Lines containing the word "JSON" need to be counted. Please reply with how many there are, and nothing else.
-----
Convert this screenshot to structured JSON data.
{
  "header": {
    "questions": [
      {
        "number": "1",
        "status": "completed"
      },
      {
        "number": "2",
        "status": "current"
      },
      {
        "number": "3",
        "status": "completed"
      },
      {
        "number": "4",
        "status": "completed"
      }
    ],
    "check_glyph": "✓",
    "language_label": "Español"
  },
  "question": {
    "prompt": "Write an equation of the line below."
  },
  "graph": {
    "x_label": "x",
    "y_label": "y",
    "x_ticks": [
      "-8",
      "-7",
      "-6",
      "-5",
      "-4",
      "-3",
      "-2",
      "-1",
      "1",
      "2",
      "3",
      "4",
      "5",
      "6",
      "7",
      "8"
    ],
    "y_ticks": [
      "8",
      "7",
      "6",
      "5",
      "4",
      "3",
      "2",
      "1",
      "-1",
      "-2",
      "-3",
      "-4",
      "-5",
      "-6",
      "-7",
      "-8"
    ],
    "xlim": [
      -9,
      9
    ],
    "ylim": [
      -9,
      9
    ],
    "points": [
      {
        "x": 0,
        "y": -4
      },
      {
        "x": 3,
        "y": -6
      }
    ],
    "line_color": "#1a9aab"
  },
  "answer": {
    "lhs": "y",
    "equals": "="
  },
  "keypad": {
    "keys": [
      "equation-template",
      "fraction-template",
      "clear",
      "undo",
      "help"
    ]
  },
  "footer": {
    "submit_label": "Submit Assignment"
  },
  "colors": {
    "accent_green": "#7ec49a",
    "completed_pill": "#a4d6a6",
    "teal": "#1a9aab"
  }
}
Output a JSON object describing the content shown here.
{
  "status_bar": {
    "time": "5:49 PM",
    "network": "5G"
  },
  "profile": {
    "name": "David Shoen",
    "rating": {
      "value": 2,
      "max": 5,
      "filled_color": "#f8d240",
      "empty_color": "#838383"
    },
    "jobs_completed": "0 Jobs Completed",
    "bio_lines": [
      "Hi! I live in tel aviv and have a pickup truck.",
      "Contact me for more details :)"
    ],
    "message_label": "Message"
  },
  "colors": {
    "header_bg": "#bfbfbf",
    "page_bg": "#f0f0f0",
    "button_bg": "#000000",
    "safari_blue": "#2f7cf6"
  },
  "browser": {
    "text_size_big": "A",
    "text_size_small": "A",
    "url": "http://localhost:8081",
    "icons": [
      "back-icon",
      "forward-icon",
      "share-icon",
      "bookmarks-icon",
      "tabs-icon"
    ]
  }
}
-----
Full answer:
2